Dataset entries on figures:
════════════════════

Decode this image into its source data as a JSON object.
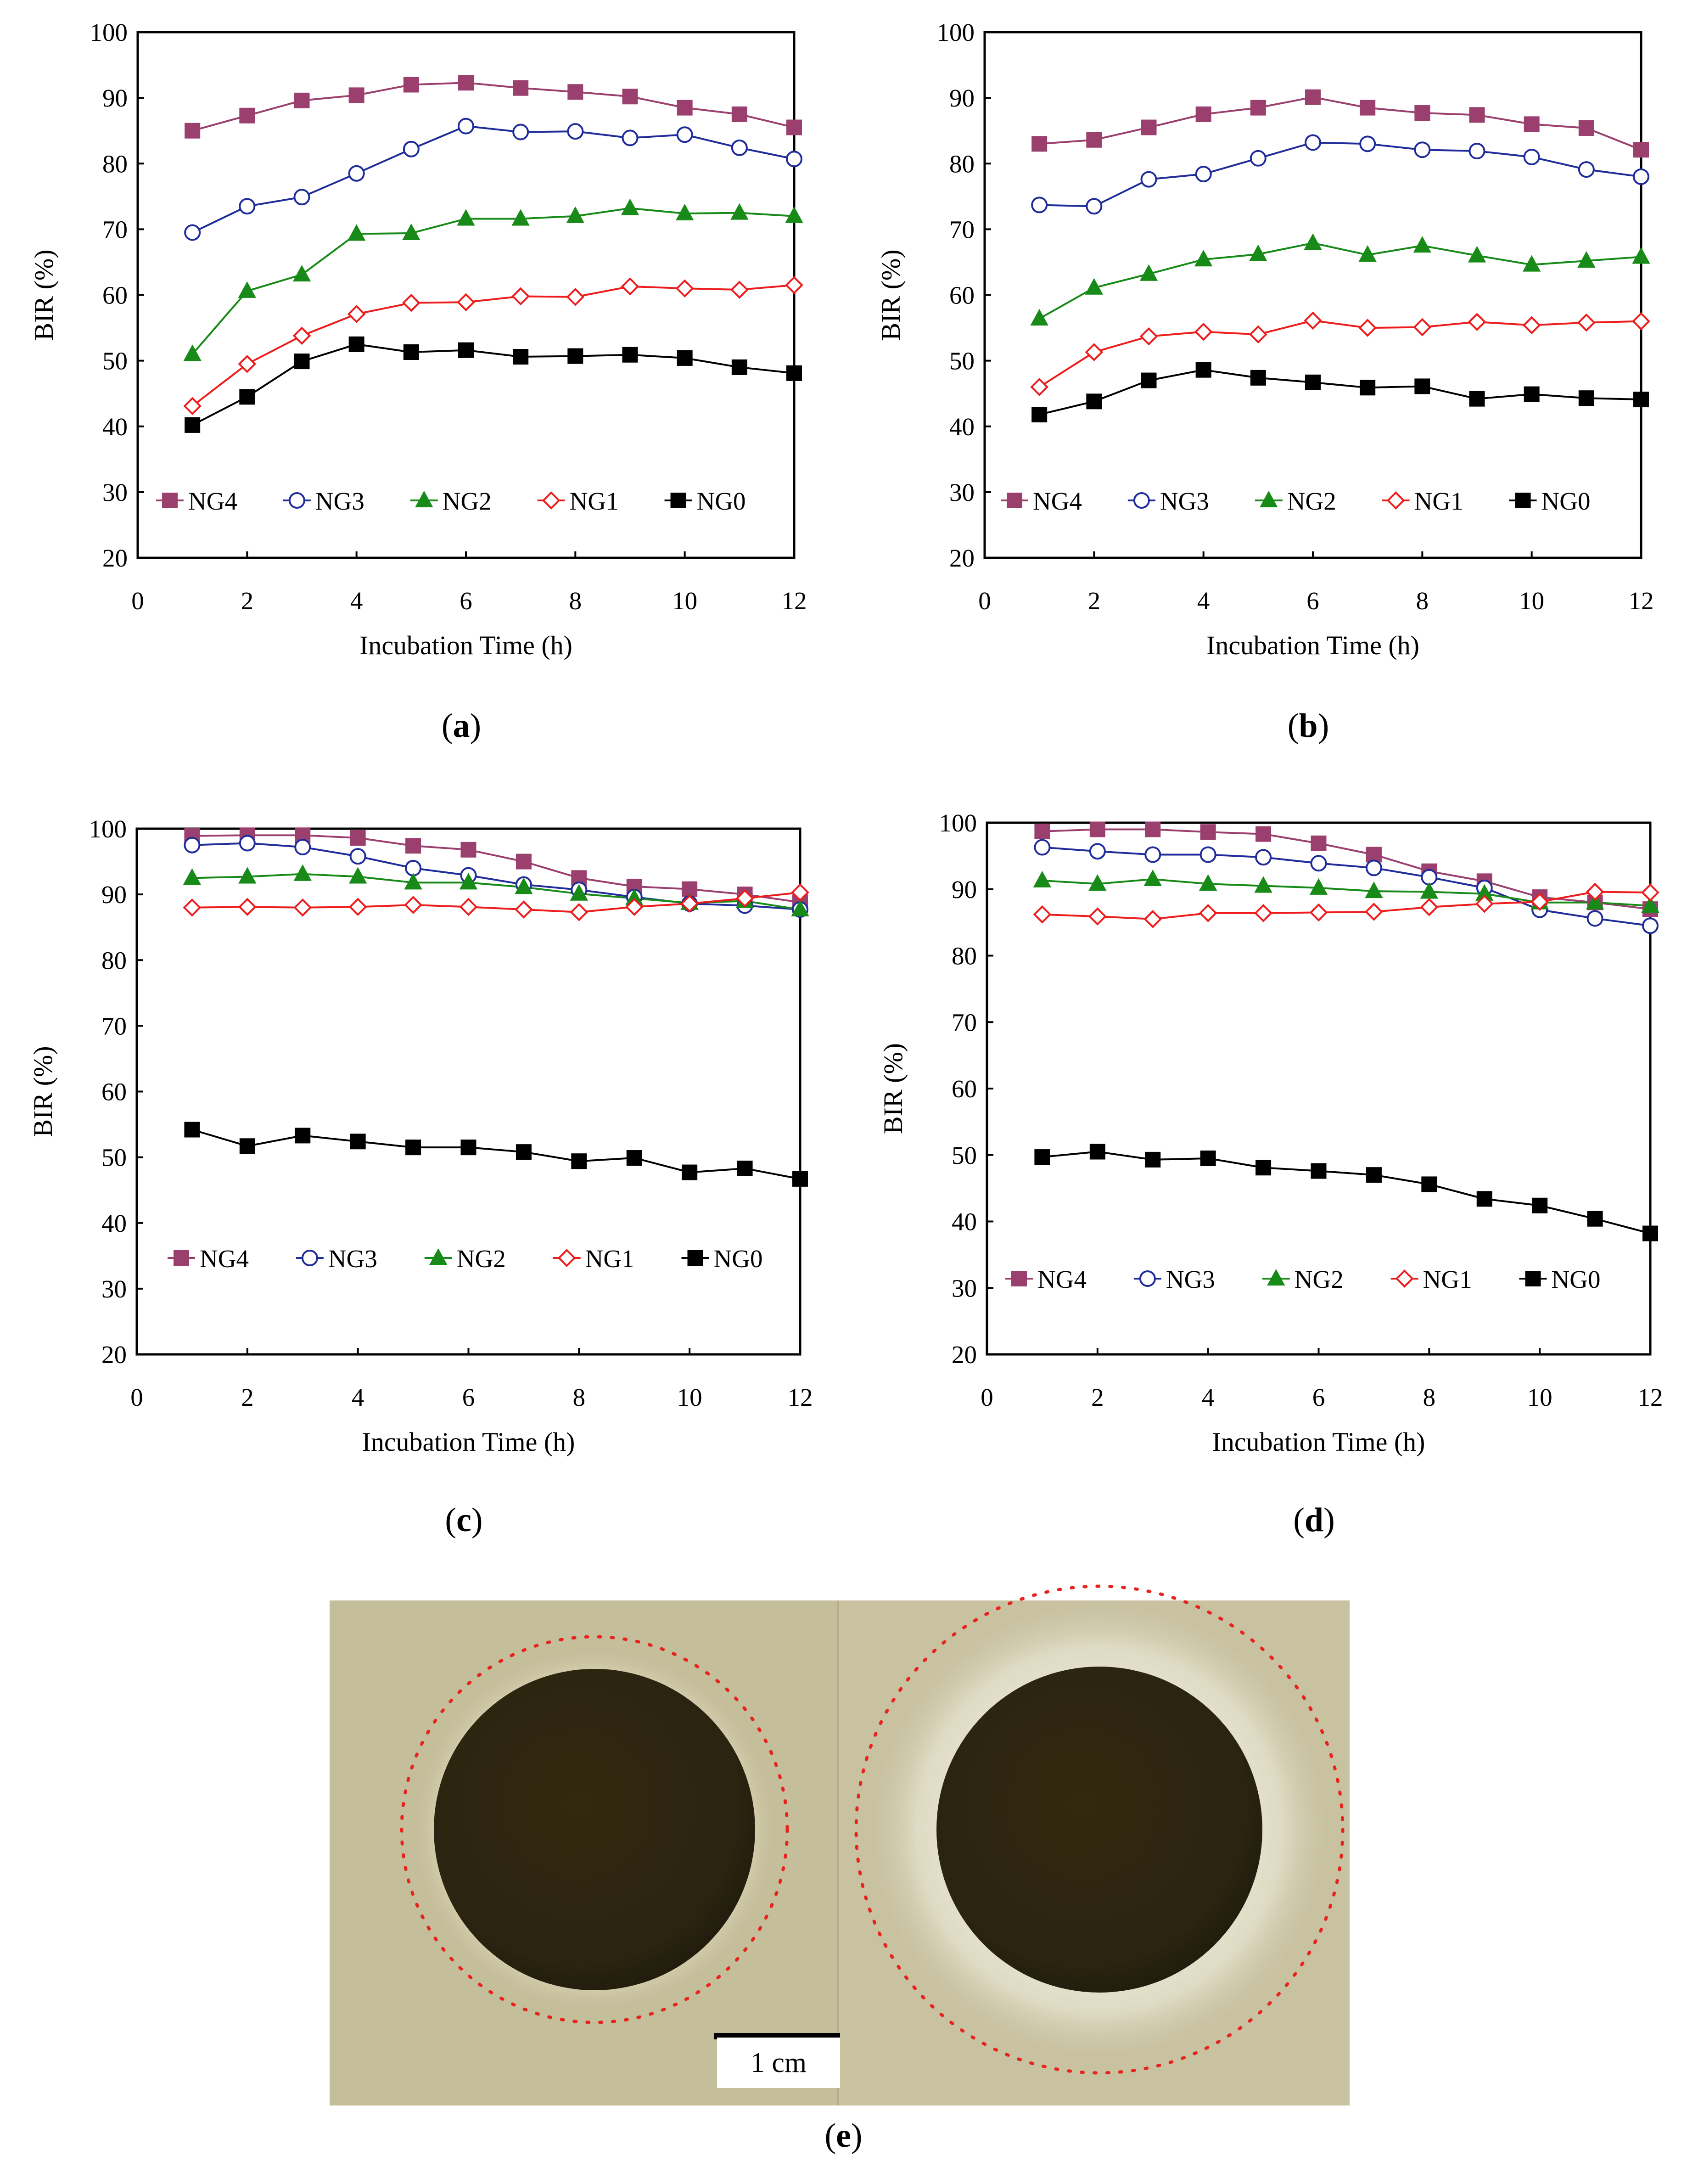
{
  "colors": {
    "NG4": "#9b3f6e",
    "NG3": "#1f2c99",
    "NG2": "#178a17",
    "NG1": "#ee1c1c",
    "NG0": "#000000",
    "plate_background": "#c3bd9a",
    "disc": "#2b2411",
    "halo_ring": "#e8231d"
  },
  "legend": {
    "entries": [
      "NG4",
      "NG3",
      "NG2",
      "NG1",
      "NG0"
    ],
    "markers": [
      "filled-square",
      "open-circle",
      "filled-triangle",
      "open-diamond",
      "filled-square"
    ]
  },
  "chart_data": [
    {
      "panel": "a",
      "type": "line",
      "caption_letter": "a",
      "xlabel": "Incubation Time (h)",
      "ylabel": "BIR (%)",
      "xlim": [
        0,
        12
      ],
      "ylim": [
        20,
        100
      ],
      "xticks": [
        0,
        2,
        4,
        6,
        8,
        10,
        12
      ],
      "yticks": [
        20,
        30,
        40,
        50,
        60,
        70,
        80,
        90,
        100
      ],
      "x": [
        1,
        2,
        3,
        4,
        5,
        6,
        7,
        8,
        9,
        10,
        11,
        12
      ],
      "legend_position": "lower-middle",
      "series": [
        {
          "name": "NG4",
          "values": [
            85,
            87.3,
            89.6,
            90.4,
            92,
            92.3,
            91.5,
            90.9,
            90.2,
            88.5,
            87.5,
            85.5
          ]
        },
        {
          "name": "NG3",
          "values": [
            69.5,
            73.5,
            74.9,
            78.5,
            82.2,
            85.7,
            84.8,
            84.9,
            83.9,
            84.4,
            82.4,
            80.7
          ]
        },
        {
          "name": "NG2",
          "values": [
            51,
            60.6,
            63.1,
            69.3,
            69.4,
            71.6,
            71.6,
            72,
            73.2,
            72.4,
            72.5,
            72
          ]
        },
        {
          "name": "NG1",
          "values": [
            43.1,
            49.5,
            53.8,
            57.1,
            58.8,
            58.9,
            59.8,
            59.7,
            61.3,
            61,
            60.8,
            61.5
          ]
        },
        {
          "name": "NG0",
          "values": [
            40.2,
            44.5,
            49.9,
            52.5,
            51.3,
            51.6,
            50.6,
            50.7,
            50.9,
            50.4,
            49,
            48.1
          ]
        }
      ]
    },
    {
      "panel": "b",
      "type": "line",
      "caption_letter": "b",
      "xlabel": "Incubation Time (h)",
      "ylabel": "BIR (%)",
      "xlim": [
        0,
        12
      ],
      "ylim": [
        20,
        100
      ],
      "xticks": [
        0,
        2,
        4,
        6,
        8,
        10,
        12
      ],
      "yticks": [
        20,
        30,
        40,
        50,
        60,
        70,
        80,
        90,
        100
      ],
      "x": [
        1,
        2,
        3,
        4,
        5,
        6,
        7,
        8,
        9,
        10,
        11,
        12
      ],
      "legend_position": "lower-middle",
      "series": [
        {
          "name": "NG4",
          "values": [
            83,
            83.6,
            85.5,
            87.5,
            88.5,
            90.1,
            88.5,
            87.7,
            87.4,
            86,
            85.4,
            82.1
          ]
        },
        {
          "name": "NG3",
          "values": [
            73.7,
            73.5,
            77.6,
            78.4,
            80.8,
            83.2,
            83,
            82.1,
            81.9,
            81,
            79.1,
            78
          ]
        },
        {
          "name": "NG2",
          "values": [
            56.4,
            61.1,
            63.2,
            65.4,
            66.2,
            67.9,
            66.1,
            67.5,
            66,
            64.6,
            65.2,
            65.8
          ]
        },
        {
          "name": "NG1",
          "values": [
            46,
            51.3,
            53.7,
            54.4,
            54,
            56.1,
            55,
            55.1,
            55.9,
            55.4,
            55.8,
            56
          ]
        },
        {
          "name": "NG0",
          "values": [
            41.8,
            43.8,
            47,
            48.6,
            47.4,
            46.7,
            45.9,
            46.1,
            44.2,
            44.9,
            44.3,
            44.1
          ]
        }
      ]
    },
    {
      "panel": "c",
      "type": "line",
      "caption_letter": "c",
      "xlabel": "Incubation Time (h)",
      "ylabel": "BIR (%)",
      "xlim": [
        0,
        12
      ],
      "ylim": [
        20,
        100
      ],
      "xticks": [
        0,
        2,
        4,
        6,
        8,
        10,
        12
      ],
      "yticks": [
        20,
        30,
        40,
        50,
        60,
        70,
        80,
        90,
        100
      ],
      "x": [
        1,
        2,
        3,
        4,
        5,
        6,
        7,
        8,
        9,
        10,
        11,
        12
      ],
      "legend_position": "lower-middle",
      "series": [
        {
          "name": "NG4",
          "values": [
            98.9,
            99,
            99,
            98.6,
            97.4,
            96.8,
            95,
            92.5,
            91.2,
            90.8,
            90,
            88.8
          ]
        },
        {
          "name": "NG3",
          "values": [
            97.5,
            97.8,
            97.2,
            95.8,
            94,
            92.9,
            91.5,
            90.7,
            89.6,
            88.6,
            88.3,
            87.7
          ]
        },
        {
          "name": "NG2",
          "values": [
            92.5,
            92.7,
            93.1,
            92.7,
            91.8,
            91.8,
            91.1,
            90.1,
            89.4,
            88.7,
            89,
            87.7
          ]
        },
        {
          "name": "NG1",
          "values": [
            88,
            88.1,
            88,
            88.1,
            88.4,
            88.1,
            87.7,
            87.3,
            88.1,
            88.6,
            89.4,
            90.3
          ]
        },
        {
          "name": "NG0",
          "values": [
            54.2,
            51.7,
            53.3,
            52.4,
            51.5,
            51.5,
            50.8,
            49.4,
            49.9,
            47.7,
            48.3,
            46.7
          ]
        }
      ]
    },
    {
      "panel": "d",
      "type": "line",
      "caption_letter": "d",
      "xlabel": "Incubation Time (h)",
      "ylabel": "BIR (%)",
      "xlim": [
        0,
        12
      ],
      "ylim": [
        20,
        100
      ],
      "xticks": [
        0,
        2,
        4,
        6,
        8,
        10,
        12
      ],
      "yticks": [
        20,
        30,
        40,
        50,
        60,
        70,
        80,
        90,
        100
      ],
      "x": [
        1,
        2,
        3,
        4,
        5,
        6,
        7,
        8,
        9,
        10,
        11,
        12
      ],
      "legend_position": "lower-middle",
      "series": [
        {
          "name": "NG4",
          "values": [
            98.7,
            99,
            99,
            98.6,
            98.3,
            96.9,
            95.2,
            92.7,
            91.2,
            88.8,
            88,
            87
          ]
        },
        {
          "name": "NG3",
          "values": [
            96.3,
            95.7,
            95.2,
            95.2,
            94.8,
            93.9,
            93.2,
            91.8,
            90.2,
            86.9,
            85.6,
            84.5
          ]
        },
        {
          "name": "NG2",
          "values": [
            91.3,
            90.8,
            91.5,
            90.8,
            90.5,
            90.2,
            89.7,
            89.6,
            89.3,
            88,
            88,
            87.5
          ]
        },
        {
          "name": "NG1",
          "values": [
            86.2,
            85.9,
            85.5,
            86.4,
            86.4,
            86.5,
            86.6,
            87.3,
            87.8,
            88.1,
            89.6,
            89.5
          ]
        },
        {
          "name": "NG0",
          "values": [
            49.7,
            50.5,
            49.3,
            49.5,
            48.1,
            47.6,
            47,
            45.6,
            43.4,
            42.4,
            40.4,
            38.2
          ]
        }
      ]
    }
  ],
  "photo_e": {
    "caption_letter": "e",
    "scale_bar_label": "1 cm"
  }
}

════════════════════

# [Task description]
Transcribe the records verbatim and omit the images.

# [Task solution]
Decode this image into its source data as a JSON object.
{
  "colors": {
    "NG4": "#9b3f6e",
    "NG3": "#1f2c99",
    "NG2": "#178a17",
    "NG1": "#ee1c1c",
    "NG0": "#000000",
    "plate_background": "#c3bd9a",
    "disc": "#2b2411",
    "halo_ring": "#e8231d"
  },
  "legend": {
    "entries": [
      "NG4",
      "NG3",
      "NG2",
      "NG1",
      "NG0"
    ],
    "markers": [
      "filled-square",
      "open-circle",
      "filled-triangle",
      "open-diamond",
      "filled-square"
    ]
  },
  "chart_data": [
    {
      "panel": "a",
      "type": "line",
      "caption_letter": "a",
      "xlabel": "Incubation Time (h)",
      "ylabel": "BIR (%)",
      "xlim": [
        0,
        12
      ],
      "ylim": [
        20,
        100
      ],
      "xticks": [
        0,
        2,
        4,
        6,
        8,
        10,
        12
      ],
      "yticks": [
        20,
        30,
        40,
        50,
        60,
        70,
        80,
        90,
        100
      ],
      "x": [
        1,
        2,
        3,
        4,
        5,
        6,
        7,
        8,
        9,
        10,
        11,
        12
      ],
      "legend_position": "lower-middle",
      "series": [
        {
          "name": "NG4",
          "values": [
            85,
            87.3,
            89.6,
            90.4,
            92,
            92.3,
            91.5,
            90.9,
            90.2,
            88.5,
            87.5,
            85.5
          ]
        },
        {
          "name": "NG3",
          "values": [
            69.5,
            73.5,
            74.9,
            78.5,
            82.2,
            85.7,
            84.8,
            84.9,
            83.9,
            84.4,
            82.4,
            80.7
          ]
        },
        {
          "name": "NG2",
          "values": [
            51,
            60.6,
            63.1,
            69.3,
            69.4,
            71.6,
            71.6,
            72,
            73.2,
            72.4,
            72.5,
            72
          ]
        },
        {
          "name": "NG1",
          "values": [
            43.1,
            49.5,
            53.8,
            57.1,
            58.8,
            58.9,
            59.8,
            59.7,
            61.3,
            61,
            60.8,
            61.5
          ]
        },
        {
          "name": "NG0",
          "values": [
            40.2,
            44.5,
            49.9,
            52.5,
            51.3,
            51.6,
            50.6,
            50.7,
            50.9,
            50.4,
            49,
            48.1
          ]
        }
      ]
    },
    {
      "panel": "b",
      "type": "line",
      "caption_letter": "b",
      "xlabel": "Incubation Time (h)",
      "ylabel": "BIR (%)",
      "xlim": [
        0,
        12
      ],
      "ylim": [
        20,
        100
      ],
      "xticks": [
        0,
        2,
        4,
        6,
        8,
        10,
        12
      ],
      "yticks": [
        20,
        30,
        40,
        50,
        60,
        70,
        80,
        90,
        100
      ],
      "x": [
        1,
        2,
        3,
        4,
        5,
        6,
        7,
        8,
        9,
        10,
        11,
        12
      ],
      "legend_position": "lower-middle",
      "series": [
        {
          "name": "NG4",
          "values": [
            83,
            83.6,
            85.5,
            87.5,
            88.5,
            90.1,
            88.5,
            87.7,
            87.4,
            86,
            85.4,
            82.1
          ]
        },
        {
          "name": "NG3",
          "values": [
            73.7,
            73.5,
            77.6,
            78.4,
            80.8,
            83.2,
            83,
            82.1,
            81.9,
            81,
            79.1,
            78
          ]
        },
        {
          "name": "NG2",
          "values": [
            56.4,
            61.1,
            63.2,
            65.4,
            66.2,
            67.9,
            66.1,
            67.5,
            66,
            64.6,
            65.2,
            65.8
          ]
        },
        {
          "name": "NG1",
          "values": [
            46,
            51.3,
            53.7,
            54.4,
            54,
            56.1,
            55,
            55.1,
            55.9,
            55.4,
            55.8,
            56
          ]
        },
        {
          "name": "NG0",
          "values": [
            41.8,
            43.8,
            47,
            48.6,
            47.4,
            46.7,
            45.9,
            46.1,
            44.2,
            44.9,
            44.3,
            44.1
          ]
        }
      ]
    },
    {
      "panel": "c",
      "type": "line",
      "caption_letter": "c",
      "xlabel": "Incubation Time (h)",
      "ylabel": "BIR (%)",
      "xlim": [
        0,
        12
      ],
      "ylim": [
        20,
        100
      ],
      "xticks": [
        0,
        2,
        4,
        6,
        8,
        10,
        12
      ],
      "yticks": [
        20,
        30,
        40,
        50,
        60,
        70,
        80,
        90,
        100
      ],
      "x": [
        1,
        2,
        3,
        4,
        5,
        6,
        7,
        8,
        9,
        10,
        11,
        12
      ],
      "legend_position": "lower-middle",
      "series": [
        {
          "name": "NG4",
          "values": [
            98.9,
            99,
            99,
            98.6,
            97.4,
            96.8,
            95,
            92.5,
            91.2,
            90.8,
            90,
            88.8
          ]
        },
        {
          "name": "NG3",
          "values": [
            97.5,
            97.8,
            97.2,
            95.8,
            94,
            92.9,
            91.5,
            90.7,
            89.6,
            88.6,
            88.3,
            87.7
          ]
        },
        {
          "name": "NG2",
          "values": [
            92.5,
            92.7,
            93.1,
            92.7,
            91.8,
            91.8,
            91.1,
            90.1,
            89.4,
            88.7,
            89,
            87.7
          ]
        },
        {
          "name": "NG1",
          "values": [
            88,
            88.1,
            88,
            88.1,
            88.4,
            88.1,
            87.7,
            87.3,
            88.1,
            88.6,
            89.4,
            90.3
          ]
        },
        {
          "name": "NG0",
          "values": [
            54.2,
            51.7,
            53.3,
            52.4,
            51.5,
            51.5,
            50.8,
            49.4,
            49.9,
            47.7,
            48.3,
            46.7
          ]
        }
      ]
    },
    {
      "panel": "d",
      "type": "line",
      "caption_letter": "d",
      "xlabel": "Incubation Time (h)",
      "ylabel": "BIR (%)",
      "xlim": [
        0,
        12
      ],
      "ylim": [
        20,
        100
      ],
      "xticks": [
        0,
        2,
        4,
        6,
        8,
        10,
        12
      ],
      "yticks": [
        20,
        30,
        40,
        50,
        60,
        70,
        80,
        90,
        100
      ],
      "x": [
        1,
        2,
        3,
        4,
        5,
        6,
        7,
        8,
        9,
        10,
        11,
        12
      ],
      "legend_position": "lower-middle",
      "series": [
        {
          "name": "NG4",
          "values": [
            98.7,
            99,
            99,
            98.6,
            98.3,
            96.9,
            95.2,
            92.7,
            91.2,
            88.8,
            88,
            87
          ]
        },
        {
          "name": "NG3",
          "values": [
            96.3,
            95.7,
            95.2,
            95.2,
            94.8,
            93.9,
            93.2,
            91.8,
            90.2,
            86.9,
            85.6,
            84.5
          ]
        },
        {
          "name": "NG2",
          "values": [
            91.3,
            90.8,
            91.5,
            90.8,
            90.5,
            90.2,
            89.7,
            89.6,
            89.3,
            88,
            88,
            87.5
          ]
        },
        {
          "name": "NG1",
          "values": [
            86.2,
            85.9,
            85.5,
            86.4,
            86.4,
            86.5,
            86.6,
            87.3,
            87.8,
            88.1,
            89.6,
            89.5
          ]
        },
        {
          "name": "NG0",
          "values": [
            49.7,
            50.5,
            49.3,
            49.5,
            48.1,
            47.6,
            47,
            45.6,
            43.4,
            42.4,
            40.4,
            38.2
          ]
        }
      ]
    }
  ],
  "photo_e": {
    "caption_letter": "e",
    "scale_bar_label": "1 cm"
  }
}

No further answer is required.